(The task): Determine which lines contain the word "Chemical", then copy those lines.

─── Data provided

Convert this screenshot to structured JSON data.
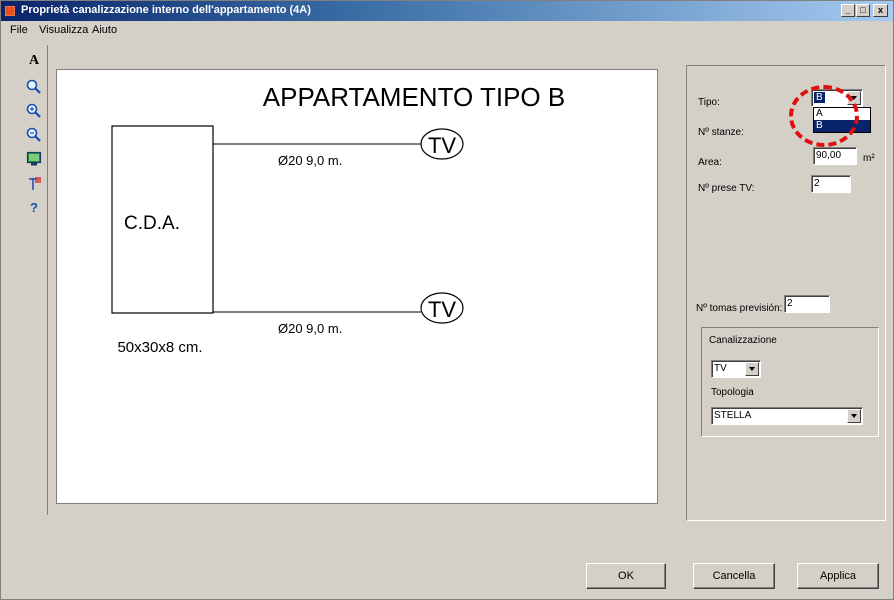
{
  "window": {
    "title": "Proprietà canalizzazione interno dell'appartamento  (4A)",
    "controls": {
      "minimize": "_",
      "maximize": "□",
      "close": "x"
    }
  },
  "menu": {
    "file": "File",
    "view": "Visualizza",
    "help": "Aiuto"
  },
  "toolbar": {
    "items": [
      {
        "name": "text-tool",
        "icon": "text-icon",
        "glyph": "A"
      },
      {
        "name": "zoom",
        "icon": "magnifier-icon"
      },
      {
        "name": "zoom-in",
        "icon": "zoom-in-icon"
      },
      {
        "name": "zoom-out",
        "icon": "zoom-out-icon"
      },
      {
        "name": "print-preview",
        "icon": "monitor-icon"
      },
      {
        "name": "symbols",
        "icon": "antenna-icon"
      },
      {
        "name": "help",
        "icon": "question-icon",
        "glyph": "?"
      }
    ]
  },
  "diagram": {
    "title": "APPARTAMENTO TIPO B",
    "box_label": "C.D.A.",
    "box_size": "50x30x8 cm.",
    "outlet_1": "TV",
    "cable_1": "Ø20 9,0 m.",
    "outlet_2": "TV",
    "cable_2": "Ø20 9,0 m."
  },
  "panel": {
    "tipo_label": "Tipo:",
    "tipo_value": "B",
    "tipo_options": [
      "A",
      "B"
    ],
    "stanze_label": "Nº stanze:",
    "area_label": "Area:",
    "area_value": "90,00",
    "area_unit": "m²",
    "prese_label": "Nº prese TV:",
    "prese_value": "2",
    "tomas_label": "Nº tomas previsión:",
    "tomas_value": "2",
    "canal_label": "Canalizzazione",
    "canal_value": "TV",
    "topo_label": "Topologia",
    "topo_value": "STELLA"
  },
  "buttons": {
    "ok": "OK",
    "cancel": "Cancella",
    "apply": "Applica"
  },
  "colors": {
    "titlebar": "#0a246a",
    "face": "#d4d0c8",
    "highlight": "#e01010"
  }
}
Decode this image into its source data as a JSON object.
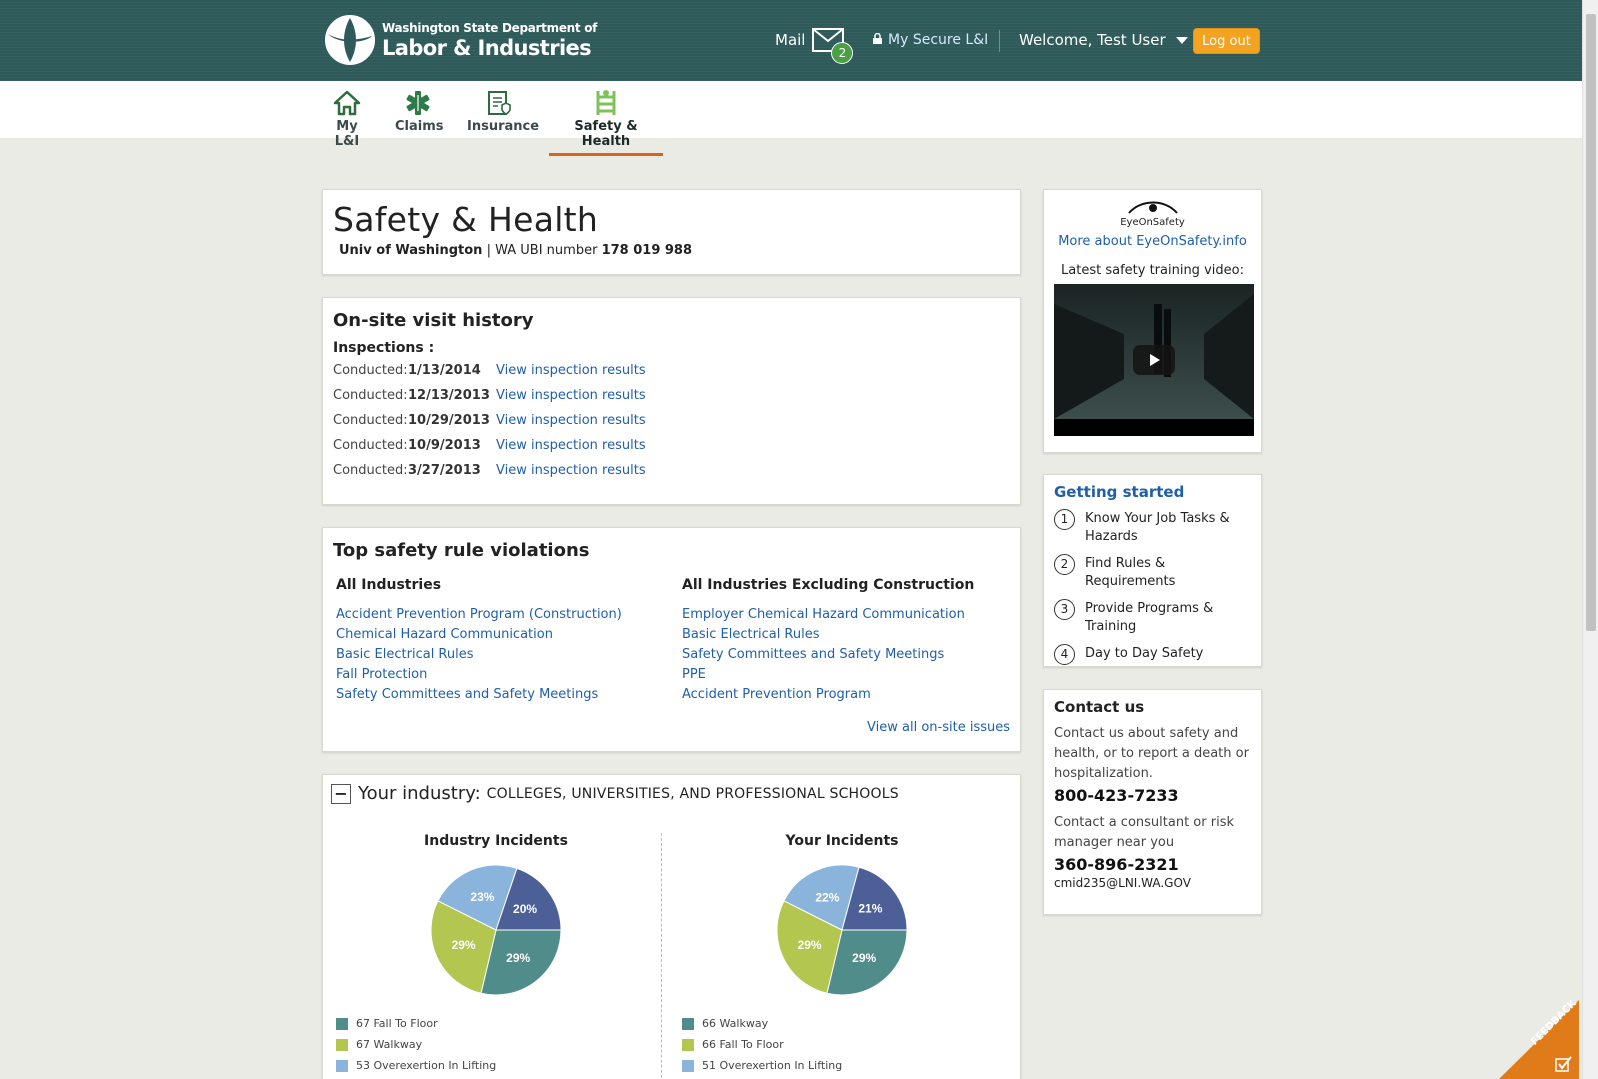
{
  "header": {
    "logo_small": "Washington State Department of",
    "logo_big": "Labor & Industries",
    "mail_label": "Mail",
    "mail_count": "2",
    "secure_label": "My Secure L&I",
    "welcome": "Welcome, Test User",
    "logout": "Log out"
  },
  "nav": {
    "tabs": [
      {
        "label": "My L&I",
        "icon": "home-icon"
      },
      {
        "label": "Claims",
        "icon": "star-of-life-icon"
      },
      {
        "label": "Insurance",
        "icon": "insurance-doc-icon"
      },
      {
        "label": "Safety & Health",
        "icon": "safety-ladder-icon",
        "active": true
      }
    ]
  },
  "page": {
    "title": "Safety & Health",
    "employer": "Univ of Washington",
    "ubi_label": "WA UBI number",
    "ubi_number": "178 019 988"
  },
  "visits": {
    "title": "On-site visit history",
    "inspections_label": "Inspections :",
    "rows": [
      {
        "label": "Conducted:",
        "date": "1/13/2014",
        "link": "View inspection results"
      },
      {
        "label": "Conducted:",
        "date": "12/13/2013",
        "link": "View inspection results"
      },
      {
        "label": "Conducted:",
        "date": "10/29/2013",
        "link": "View inspection results"
      },
      {
        "label": "Conducted:",
        "date": "10/9/2013",
        "link": "View inspection results"
      },
      {
        "label": "Conducted:",
        "date": "3/27/2013",
        "link": "View inspection results"
      }
    ]
  },
  "violations": {
    "title": "Top safety rule violations",
    "col1_title": "All Industries",
    "col1": [
      "Accident Prevention Program (Construction)",
      "Chemical Hazard Communication",
      "Basic Electrical Rules",
      "Fall Protection",
      "Safety Committees and Safety Meetings"
    ],
    "col2_title": "All Industries Excluding Construction",
    "col2": [
      "Employer Chemical Hazard Communication",
      "Basic Electrical Rules",
      "Safety Committees and Safety Meetings",
      "PPE",
      "Accident Prevention Program"
    ],
    "view_all": "View all on-site issues"
  },
  "industry": {
    "label": "Your industry:",
    "name": "COLLEGES, UNIVERSITIES, AND PROFESSIONAL SCHOOLS",
    "toggle": "−"
  },
  "chart_data": [
    {
      "type": "pie",
      "title": "Industry Incidents",
      "slices": [
        {
          "label": "Fall To Floor",
          "count": "67",
          "percent": 29,
          "color": "#4f8c8a"
        },
        {
          "label": "Walkway",
          "count": "67",
          "percent": 29,
          "color": "#b2c650"
        },
        {
          "label": "Overexertion In Lifting",
          "count": "53",
          "percent": 23,
          "color": "#8ab4dc"
        },
        {
          "label": "",
          "count": "",
          "percent": 20,
          "color": "#4d5f97"
        }
      ],
      "legend": [
        {
          "count": "67",
          "label": "Fall To Floor",
          "color": "#4f8c8a"
        },
        {
          "count": "67",
          "label": "Walkway",
          "color": "#b2c650"
        },
        {
          "count": "53",
          "label": "Overexertion In Lifting",
          "color": "#8ab4dc"
        }
      ]
    },
    {
      "type": "pie",
      "title": "Your Incidents",
      "slices": [
        {
          "label": "Walkway",
          "count": "66",
          "percent": 29,
          "color": "#4f8c8a"
        },
        {
          "label": "Fall To Floor",
          "count": "66",
          "percent": 29,
          "color": "#b2c650"
        },
        {
          "label": "Overexertion In Lifting",
          "count": "51",
          "percent": 22,
          "color": "#8ab4dc"
        },
        {
          "label": "",
          "count": "",
          "percent": 21,
          "color": "#4d5f97"
        }
      ],
      "legend": [
        {
          "count": "66",
          "label": "Walkway",
          "color": "#4f8c8a"
        },
        {
          "count": "66",
          "label": "Fall To Floor",
          "color": "#b2c650"
        },
        {
          "count": "51",
          "label": "Overexertion In Lifting",
          "color": "#8ab4dc"
        }
      ]
    }
  ],
  "sidebar": {
    "eye_brand": "EyeOnSafety",
    "eye_link": "More about EyeOnSafety.info",
    "video_label": "Latest safety training video:",
    "getting_started_title": "Getting started",
    "steps": [
      {
        "num": "1",
        "text": "Know Your Job Tasks & Hazards"
      },
      {
        "num": "2",
        "text": "Find Rules & Requirements"
      },
      {
        "num": "3",
        "text": "Provide Programs & Training"
      },
      {
        "num": "4",
        "text": "Day to Day Safety"
      }
    ],
    "contact_title": "Contact us",
    "contact_text1": "Contact us about safety and health, or to report a death or hospitalization.",
    "phone1": "800-423-7233",
    "contact_text2": "Contact a consultant or risk manager near you",
    "phone2": "360-896-2321",
    "email": "cmid235@LNI.WA.GOV"
  },
  "feedback_label": "FEEDBACK",
  "colors": {
    "header_bg": "#2e5a59",
    "accent": "#f3a31f",
    "link": "#1f5fa8",
    "active_tab": "#d9641b"
  }
}
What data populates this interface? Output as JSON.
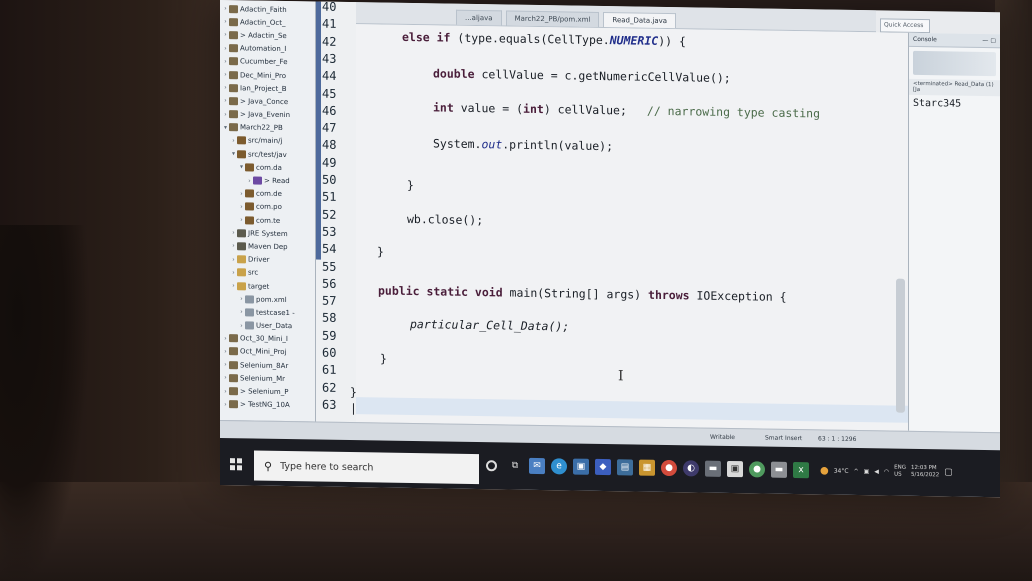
{
  "editor_tabs": [
    "...aljava",
    "March22_PB/pom.xml",
    "Read_Data.java"
  ],
  "active_tab_index": 2,
  "quick_access": "Quick Access",
  "explorer": {
    "items": [
      {
        "label": "Adactin_Faith",
        "indent": 0,
        "icon": "project-icon"
      },
      {
        "label": "Adactin_Oct_",
        "indent": 0,
        "icon": "project-icon"
      },
      {
        "label": "> Adactin_Se",
        "indent": 0,
        "icon": "project-icon"
      },
      {
        "label": "Automation_I",
        "indent": 0,
        "icon": "project-icon"
      },
      {
        "label": "Cucumber_Fe",
        "indent": 0,
        "icon": "project-icon"
      },
      {
        "label": "Dec_Mini_Pro",
        "indent": 0,
        "icon": "project-icon"
      },
      {
        "label": "Ian_Project_B",
        "indent": 0,
        "icon": "project-icon"
      },
      {
        "label": "> Java_Conce",
        "indent": 0,
        "icon": "project-icon"
      },
      {
        "label": "> Java_Evenin",
        "indent": 0,
        "icon": "project-icon"
      },
      {
        "label": "March22_PB",
        "indent": 0,
        "icon": "project-icon",
        "expanded": true
      },
      {
        "label": "src/main/j",
        "indent": 1,
        "icon": "package-icon"
      },
      {
        "label": "src/test/jav",
        "indent": 1,
        "icon": "package-icon",
        "expanded": true
      },
      {
        "label": "com.da",
        "indent": 2,
        "icon": "package-icon",
        "expanded": true
      },
      {
        "label": "> Read",
        "indent": 3,
        "icon": "java-file-icon"
      },
      {
        "label": "com.de",
        "indent": 2,
        "icon": "package-icon"
      },
      {
        "label": "com.po",
        "indent": 2,
        "icon": "package-icon"
      },
      {
        "label": "com.te",
        "indent": 2,
        "icon": "package-icon"
      },
      {
        "label": "JRE System",
        "indent": 1,
        "icon": "library-icon"
      },
      {
        "label": "Maven Dep",
        "indent": 1,
        "icon": "library-icon"
      },
      {
        "label": "Driver",
        "indent": 1,
        "icon": "folder-icon"
      },
      {
        "label": "src",
        "indent": 1,
        "icon": "folder-icon"
      },
      {
        "label": "target",
        "indent": 1,
        "icon": "folder-icon"
      },
      {
        "label": "pom.xml",
        "indent": 2,
        "icon": "file-icon"
      },
      {
        "label": "testcase1 -",
        "indent": 2,
        "icon": "file-icon"
      },
      {
        "label": "User_Data",
        "indent": 2,
        "icon": "file-icon"
      },
      {
        "label": "Oct_30_Mini_I",
        "indent": 0,
        "icon": "project-icon"
      },
      {
        "label": "Oct_Mini_Proj",
        "indent": 0,
        "icon": "project-icon"
      },
      {
        "label": "Selenium_8Ar",
        "indent": 0,
        "icon": "project-icon"
      },
      {
        "label": "Selenium_Mr",
        "indent": 0,
        "icon": "project-icon"
      },
      {
        "label": "> Selenium_P",
        "indent": 0,
        "icon": "project-icon"
      },
      {
        "label": "> TestNG_10A",
        "indent": 0,
        "icon": "project-icon"
      }
    ],
    "scroll_left": "<",
    "scroll_right": ">"
  },
  "line_numbers": [
    "40",
    "41",
    "42",
    "43",
    "44",
    "45",
    "46",
    "47",
    "48",
    "49",
    "50",
    "51",
    "52",
    "53",
    "54",
    "55",
    "56",
    "57",
    "58",
    "59",
    "60",
    "61",
    "62",
    "63"
  ],
  "code": {
    "l42_kw": "else if",
    "l42_rest": " (type.equals(CellType.",
    "l42_const": "NUMERIC",
    "l42_end": ")) {",
    "l44_kw": "double",
    "l44_rest": " cellValue = c.getNumericCellValue();",
    "l46_kw": "int",
    "l46_rest": " value = (",
    "l46_kw2": "int",
    "l46_rest2": ") cellValue;",
    "l46_comment": "// narrowing type casting",
    "l48_pre": "System.",
    "l48_field": "out",
    "l48_post": ".println(value);",
    "l50": "}",
    "l52": "wb.close();",
    "l54": "}",
    "l56_kw": "public static void",
    "l56_rest": " main(String[] args) ",
    "l56_kw2": "throws",
    "l56_rest2": " IOException {",
    "l58": "particular_Cell_Data();",
    "l60": "}",
    "l62": "}",
    "l63": "|"
  },
  "console": {
    "tab": "Console",
    "terminated": "<terminated> Read_Data (1) [Ja",
    "output": "Starc345"
  },
  "statusbar": {
    "writable": "Writable",
    "insert_mode": "Smart Insert",
    "position": "63 : 1 : 1296"
  },
  "taskbar": {
    "search_placeholder": "Type here to search",
    "weather": "34°C",
    "lang": "ENG",
    "region": "US",
    "time": "12:03 PM",
    "date": "5/16/2022"
  }
}
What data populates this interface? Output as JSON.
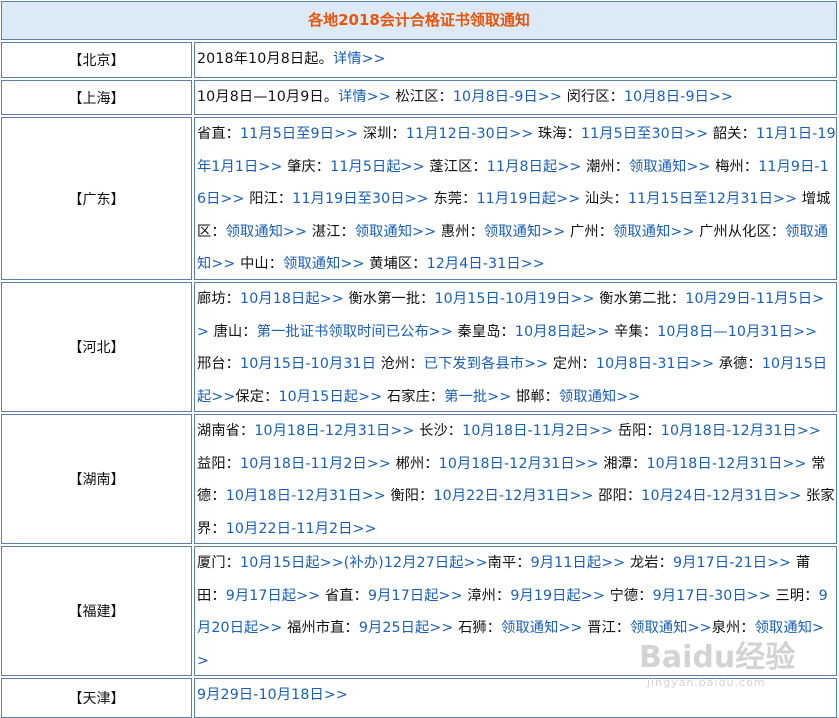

──────

(Final result):
      "Chemical Hazard Communication",
      "Employer Chemical Hazard Communication",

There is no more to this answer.